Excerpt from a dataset
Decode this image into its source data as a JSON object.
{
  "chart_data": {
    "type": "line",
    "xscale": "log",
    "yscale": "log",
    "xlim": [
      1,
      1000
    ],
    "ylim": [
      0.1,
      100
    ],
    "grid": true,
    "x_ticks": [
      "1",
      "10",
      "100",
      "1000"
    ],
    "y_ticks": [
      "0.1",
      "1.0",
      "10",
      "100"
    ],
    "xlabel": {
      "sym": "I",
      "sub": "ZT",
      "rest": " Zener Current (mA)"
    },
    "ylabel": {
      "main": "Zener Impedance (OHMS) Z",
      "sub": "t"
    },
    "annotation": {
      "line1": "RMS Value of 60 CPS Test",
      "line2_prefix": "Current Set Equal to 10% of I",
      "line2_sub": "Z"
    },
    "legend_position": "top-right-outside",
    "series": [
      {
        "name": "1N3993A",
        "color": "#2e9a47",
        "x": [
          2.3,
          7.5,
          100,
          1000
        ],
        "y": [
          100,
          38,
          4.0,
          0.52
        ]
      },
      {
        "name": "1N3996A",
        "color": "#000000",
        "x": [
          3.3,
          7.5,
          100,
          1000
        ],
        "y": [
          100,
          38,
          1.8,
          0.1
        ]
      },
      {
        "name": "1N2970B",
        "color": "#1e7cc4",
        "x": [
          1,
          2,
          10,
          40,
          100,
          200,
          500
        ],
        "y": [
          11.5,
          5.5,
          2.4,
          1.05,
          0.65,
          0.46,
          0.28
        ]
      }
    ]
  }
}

- [GIVEN INSTRUCTION]: Set down every record above exactly as given.

- [PROBLEM SOLUTION]:
Decode this image into its source data as a JSON object.
{
  "chart_data": {
    "type": "line",
    "xscale": "log",
    "yscale": "log",
    "xlim": [
      1,
      1000
    ],
    "ylim": [
      0.1,
      100
    ],
    "grid": true,
    "x_ticks": [
      "1",
      "10",
      "100",
      "1000"
    ],
    "y_ticks": [
      "0.1",
      "1.0",
      "10",
      "100"
    ],
    "xlabel": {
      "sym": "I",
      "sub": "ZT",
      "rest": " Zener Current (mA)"
    },
    "ylabel": {
      "main": "Zener Impedance (OHMS) Z",
      "sub": "t"
    },
    "annotation": {
      "line1": "RMS Value of 60 CPS Test",
      "line2_prefix": "Current Set Equal to 10% of I",
      "line2_sub": "Z"
    },
    "legend_position": "top-right-outside",
    "series": [
      {
        "name": "1N3993A",
        "color": "#2e9a47",
        "x": [
          2.3,
          7.5,
          100,
          1000
        ],
        "y": [
          100,
          38,
          4.0,
          0.52
        ]
      },
      {
        "name": "1N3996A",
        "color": "#000000",
        "x": [
          3.3,
          7.5,
          100,
          1000
        ],
        "y": [
          100,
          38,
          1.8,
          0.1
        ]
      },
      {
        "name": "1N2970B",
        "color": "#1e7cc4",
        "x": [
          1,
          2,
          10,
          40,
          100,
          200,
          500
        ],
        "y": [
          11.5,
          5.5,
          2.4,
          1.05,
          0.65,
          0.46,
          0.28
        ]
      }
    ]
  }
}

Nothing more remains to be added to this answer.